Dataset entries:
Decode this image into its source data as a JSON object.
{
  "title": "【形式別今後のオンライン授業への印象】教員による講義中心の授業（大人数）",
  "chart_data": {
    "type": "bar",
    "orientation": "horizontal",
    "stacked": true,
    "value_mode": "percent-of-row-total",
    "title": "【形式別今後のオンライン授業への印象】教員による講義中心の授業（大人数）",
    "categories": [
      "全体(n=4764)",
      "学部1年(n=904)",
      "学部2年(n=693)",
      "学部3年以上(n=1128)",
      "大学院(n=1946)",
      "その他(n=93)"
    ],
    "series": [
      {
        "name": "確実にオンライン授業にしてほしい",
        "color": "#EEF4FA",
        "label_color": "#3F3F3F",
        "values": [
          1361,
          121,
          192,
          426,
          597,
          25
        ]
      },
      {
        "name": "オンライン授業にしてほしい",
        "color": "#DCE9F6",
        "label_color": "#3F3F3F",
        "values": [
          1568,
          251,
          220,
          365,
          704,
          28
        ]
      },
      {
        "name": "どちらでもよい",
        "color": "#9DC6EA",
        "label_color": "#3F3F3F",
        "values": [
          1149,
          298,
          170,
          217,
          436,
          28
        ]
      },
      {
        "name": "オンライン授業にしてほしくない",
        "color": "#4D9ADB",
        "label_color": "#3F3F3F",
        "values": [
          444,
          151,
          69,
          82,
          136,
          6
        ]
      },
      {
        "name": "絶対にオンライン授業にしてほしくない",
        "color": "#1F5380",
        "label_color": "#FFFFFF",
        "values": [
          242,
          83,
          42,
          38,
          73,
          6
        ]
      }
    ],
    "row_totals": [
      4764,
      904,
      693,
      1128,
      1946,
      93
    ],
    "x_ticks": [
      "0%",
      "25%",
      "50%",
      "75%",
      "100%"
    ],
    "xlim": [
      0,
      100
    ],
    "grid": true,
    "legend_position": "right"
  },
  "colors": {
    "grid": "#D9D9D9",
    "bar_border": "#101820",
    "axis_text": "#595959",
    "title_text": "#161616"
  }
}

GOAL => Return each entry from the material above exactly as it appears.

ANSWER TO THIS PROBLEM =>
Decode this image into its source data as a JSON object.
{
  "title": "【形式別今後のオンライン授業への印象】教員による講義中心の授業（大人数）",
  "chart_data": {
    "type": "bar",
    "orientation": "horizontal",
    "stacked": true,
    "value_mode": "percent-of-row-total",
    "title": "【形式別今後のオンライン授業への印象】教員による講義中心の授業（大人数）",
    "categories": [
      "全体(n=4764)",
      "学部1年(n=904)",
      "学部2年(n=693)",
      "学部3年以上(n=1128)",
      "大学院(n=1946)",
      "その他(n=93)"
    ],
    "series": [
      {
        "name": "確実にオンライン授業にしてほしい",
        "color": "#EEF4FA",
        "label_color": "#3F3F3F",
        "values": [
          1361,
          121,
          192,
          426,
          597,
          25
        ]
      },
      {
        "name": "オンライン授業にしてほしい",
        "color": "#DCE9F6",
        "label_color": "#3F3F3F",
        "values": [
          1568,
          251,
          220,
          365,
          704,
          28
        ]
      },
      {
        "name": "どちらでもよい",
        "color": "#9DC6EA",
        "label_color": "#3F3F3F",
        "values": [
          1149,
          298,
          170,
          217,
          436,
          28
        ]
      },
      {
        "name": "オンライン授業にしてほしくない",
        "color": "#4D9ADB",
        "label_color": "#3F3F3F",
        "values": [
          444,
          151,
          69,
          82,
          136,
          6
        ]
      },
      {
        "name": "絶対にオンライン授業にしてほしくない",
        "color": "#1F5380",
        "label_color": "#FFFFFF",
        "values": [
          242,
          83,
          42,
          38,
          73,
          6
        ]
      }
    ],
    "row_totals": [
      4764,
      904,
      693,
      1128,
      1946,
      93
    ],
    "x_ticks": [
      "0%",
      "25%",
      "50%",
      "75%",
      "100%"
    ],
    "xlim": [
      0,
      100
    ],
    "grid": true,
    "legend_position": "right"
  },
  "colors": {
    "grid": "#D9D9D9",
    "bar_border": "#101820",
    "axis_text": "#595959",
    "title_text": "#161616"
  }
}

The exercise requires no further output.